RECORD SET:
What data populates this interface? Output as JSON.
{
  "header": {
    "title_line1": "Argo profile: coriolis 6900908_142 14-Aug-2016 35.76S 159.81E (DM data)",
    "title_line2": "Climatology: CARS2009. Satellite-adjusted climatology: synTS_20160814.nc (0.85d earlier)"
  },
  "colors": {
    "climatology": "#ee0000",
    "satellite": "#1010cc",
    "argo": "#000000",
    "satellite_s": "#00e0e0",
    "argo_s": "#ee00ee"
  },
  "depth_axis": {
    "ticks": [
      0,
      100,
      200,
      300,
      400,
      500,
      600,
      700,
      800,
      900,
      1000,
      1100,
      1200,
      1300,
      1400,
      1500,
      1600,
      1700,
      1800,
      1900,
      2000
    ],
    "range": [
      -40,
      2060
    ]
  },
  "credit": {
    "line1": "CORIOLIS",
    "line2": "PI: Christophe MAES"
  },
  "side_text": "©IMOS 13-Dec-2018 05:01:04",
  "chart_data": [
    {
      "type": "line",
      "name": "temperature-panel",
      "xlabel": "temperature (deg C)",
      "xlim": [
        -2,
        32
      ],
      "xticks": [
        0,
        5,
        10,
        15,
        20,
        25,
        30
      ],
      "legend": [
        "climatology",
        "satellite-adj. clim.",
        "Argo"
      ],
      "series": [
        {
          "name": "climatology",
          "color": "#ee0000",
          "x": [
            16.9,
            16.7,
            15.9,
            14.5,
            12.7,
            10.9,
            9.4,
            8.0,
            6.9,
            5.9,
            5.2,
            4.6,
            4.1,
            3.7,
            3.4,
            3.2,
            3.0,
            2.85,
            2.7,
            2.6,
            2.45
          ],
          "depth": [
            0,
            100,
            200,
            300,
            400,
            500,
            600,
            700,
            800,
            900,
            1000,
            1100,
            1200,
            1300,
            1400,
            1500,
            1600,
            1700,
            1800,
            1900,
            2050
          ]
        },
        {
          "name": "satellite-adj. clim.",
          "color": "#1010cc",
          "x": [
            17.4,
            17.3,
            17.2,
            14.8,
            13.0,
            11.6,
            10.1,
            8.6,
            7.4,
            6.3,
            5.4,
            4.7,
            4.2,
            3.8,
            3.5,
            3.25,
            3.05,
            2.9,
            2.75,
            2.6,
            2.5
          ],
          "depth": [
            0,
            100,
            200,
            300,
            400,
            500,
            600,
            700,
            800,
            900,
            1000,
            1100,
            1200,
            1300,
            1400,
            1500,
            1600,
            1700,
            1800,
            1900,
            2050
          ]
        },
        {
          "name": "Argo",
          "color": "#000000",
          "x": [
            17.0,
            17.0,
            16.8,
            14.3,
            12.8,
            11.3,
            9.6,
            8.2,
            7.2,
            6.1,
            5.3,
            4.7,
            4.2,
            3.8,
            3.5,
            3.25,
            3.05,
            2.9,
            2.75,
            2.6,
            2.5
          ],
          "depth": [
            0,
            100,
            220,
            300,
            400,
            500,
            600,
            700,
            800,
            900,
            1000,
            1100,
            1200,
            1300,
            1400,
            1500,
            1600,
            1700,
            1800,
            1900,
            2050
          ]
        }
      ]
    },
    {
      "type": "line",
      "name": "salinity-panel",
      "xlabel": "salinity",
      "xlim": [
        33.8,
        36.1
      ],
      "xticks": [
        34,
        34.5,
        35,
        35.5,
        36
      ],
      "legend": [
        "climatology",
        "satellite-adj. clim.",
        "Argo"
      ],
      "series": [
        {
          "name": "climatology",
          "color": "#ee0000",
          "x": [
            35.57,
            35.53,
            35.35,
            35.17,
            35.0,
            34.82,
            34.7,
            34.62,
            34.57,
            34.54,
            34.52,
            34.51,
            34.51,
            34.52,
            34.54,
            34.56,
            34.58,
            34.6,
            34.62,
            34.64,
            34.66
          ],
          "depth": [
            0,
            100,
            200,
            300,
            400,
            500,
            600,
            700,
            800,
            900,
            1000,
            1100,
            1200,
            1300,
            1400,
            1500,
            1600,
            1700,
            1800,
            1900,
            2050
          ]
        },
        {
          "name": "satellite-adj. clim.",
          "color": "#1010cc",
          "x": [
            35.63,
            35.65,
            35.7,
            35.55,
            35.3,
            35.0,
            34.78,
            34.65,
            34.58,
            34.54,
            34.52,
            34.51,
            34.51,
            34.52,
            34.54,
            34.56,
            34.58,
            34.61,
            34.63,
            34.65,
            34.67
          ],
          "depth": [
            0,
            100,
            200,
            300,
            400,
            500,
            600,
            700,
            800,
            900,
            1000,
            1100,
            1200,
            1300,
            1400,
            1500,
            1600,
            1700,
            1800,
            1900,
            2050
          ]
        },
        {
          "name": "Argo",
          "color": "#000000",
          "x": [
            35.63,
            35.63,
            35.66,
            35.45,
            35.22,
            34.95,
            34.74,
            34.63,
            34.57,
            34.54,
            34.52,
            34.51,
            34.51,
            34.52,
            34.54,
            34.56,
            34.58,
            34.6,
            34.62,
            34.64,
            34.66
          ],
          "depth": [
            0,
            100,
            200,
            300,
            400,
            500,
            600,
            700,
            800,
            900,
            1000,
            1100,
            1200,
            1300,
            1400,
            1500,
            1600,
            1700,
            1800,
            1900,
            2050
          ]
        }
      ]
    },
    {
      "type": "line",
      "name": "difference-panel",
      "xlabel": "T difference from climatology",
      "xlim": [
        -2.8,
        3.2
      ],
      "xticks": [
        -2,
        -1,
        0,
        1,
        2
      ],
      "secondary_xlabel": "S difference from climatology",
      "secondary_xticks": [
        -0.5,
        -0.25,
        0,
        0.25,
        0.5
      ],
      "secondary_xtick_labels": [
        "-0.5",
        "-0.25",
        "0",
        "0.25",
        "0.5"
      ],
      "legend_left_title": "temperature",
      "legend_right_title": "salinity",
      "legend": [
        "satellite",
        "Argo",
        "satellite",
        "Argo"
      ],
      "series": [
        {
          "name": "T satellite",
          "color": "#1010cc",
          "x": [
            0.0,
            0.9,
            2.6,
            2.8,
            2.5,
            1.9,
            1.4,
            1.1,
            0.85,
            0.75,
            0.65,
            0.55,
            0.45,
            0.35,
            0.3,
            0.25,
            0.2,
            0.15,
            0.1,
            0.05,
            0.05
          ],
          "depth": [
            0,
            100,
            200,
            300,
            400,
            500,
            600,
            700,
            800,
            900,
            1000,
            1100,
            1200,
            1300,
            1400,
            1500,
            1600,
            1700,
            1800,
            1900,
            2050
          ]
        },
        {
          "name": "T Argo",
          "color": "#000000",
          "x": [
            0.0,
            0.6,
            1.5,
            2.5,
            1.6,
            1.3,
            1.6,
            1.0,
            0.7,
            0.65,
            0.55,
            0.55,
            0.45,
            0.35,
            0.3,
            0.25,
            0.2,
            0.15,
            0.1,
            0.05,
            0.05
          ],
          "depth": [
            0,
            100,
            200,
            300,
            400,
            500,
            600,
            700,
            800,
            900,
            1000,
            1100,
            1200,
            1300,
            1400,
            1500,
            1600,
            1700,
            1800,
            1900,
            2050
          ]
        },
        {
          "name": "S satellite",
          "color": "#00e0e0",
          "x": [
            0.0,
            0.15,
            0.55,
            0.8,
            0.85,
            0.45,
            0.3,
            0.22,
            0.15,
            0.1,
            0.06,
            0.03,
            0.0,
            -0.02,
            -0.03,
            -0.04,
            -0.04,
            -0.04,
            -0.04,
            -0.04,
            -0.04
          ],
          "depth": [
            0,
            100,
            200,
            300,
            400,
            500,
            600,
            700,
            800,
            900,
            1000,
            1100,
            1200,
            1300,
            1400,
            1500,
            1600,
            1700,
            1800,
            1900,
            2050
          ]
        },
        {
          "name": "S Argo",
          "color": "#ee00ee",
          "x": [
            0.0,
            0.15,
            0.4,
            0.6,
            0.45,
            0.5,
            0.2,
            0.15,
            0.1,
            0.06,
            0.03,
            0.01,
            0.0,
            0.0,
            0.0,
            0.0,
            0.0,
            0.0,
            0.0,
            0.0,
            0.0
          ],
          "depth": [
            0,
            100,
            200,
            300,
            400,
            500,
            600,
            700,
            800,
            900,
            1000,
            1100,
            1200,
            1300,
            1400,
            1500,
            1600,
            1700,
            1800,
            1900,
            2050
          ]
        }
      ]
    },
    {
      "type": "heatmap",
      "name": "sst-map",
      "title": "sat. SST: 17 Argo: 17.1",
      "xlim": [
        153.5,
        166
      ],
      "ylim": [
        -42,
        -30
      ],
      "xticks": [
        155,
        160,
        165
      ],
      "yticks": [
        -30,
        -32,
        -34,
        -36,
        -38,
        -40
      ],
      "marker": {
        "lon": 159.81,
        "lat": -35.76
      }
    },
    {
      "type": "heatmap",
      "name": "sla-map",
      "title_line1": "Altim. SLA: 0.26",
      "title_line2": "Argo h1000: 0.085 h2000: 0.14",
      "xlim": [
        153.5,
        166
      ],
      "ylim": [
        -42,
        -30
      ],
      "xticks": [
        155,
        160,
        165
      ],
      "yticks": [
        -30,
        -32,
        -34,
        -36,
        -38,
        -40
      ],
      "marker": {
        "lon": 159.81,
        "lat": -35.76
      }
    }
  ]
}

WORK REQUIRED: Using the data above, copy each line that contains "panel".

SOLUTION TO THE PROBLEM:
      "name": "temperature-panel",
      "name": "salinity-panel",
      "name": "difference-panel",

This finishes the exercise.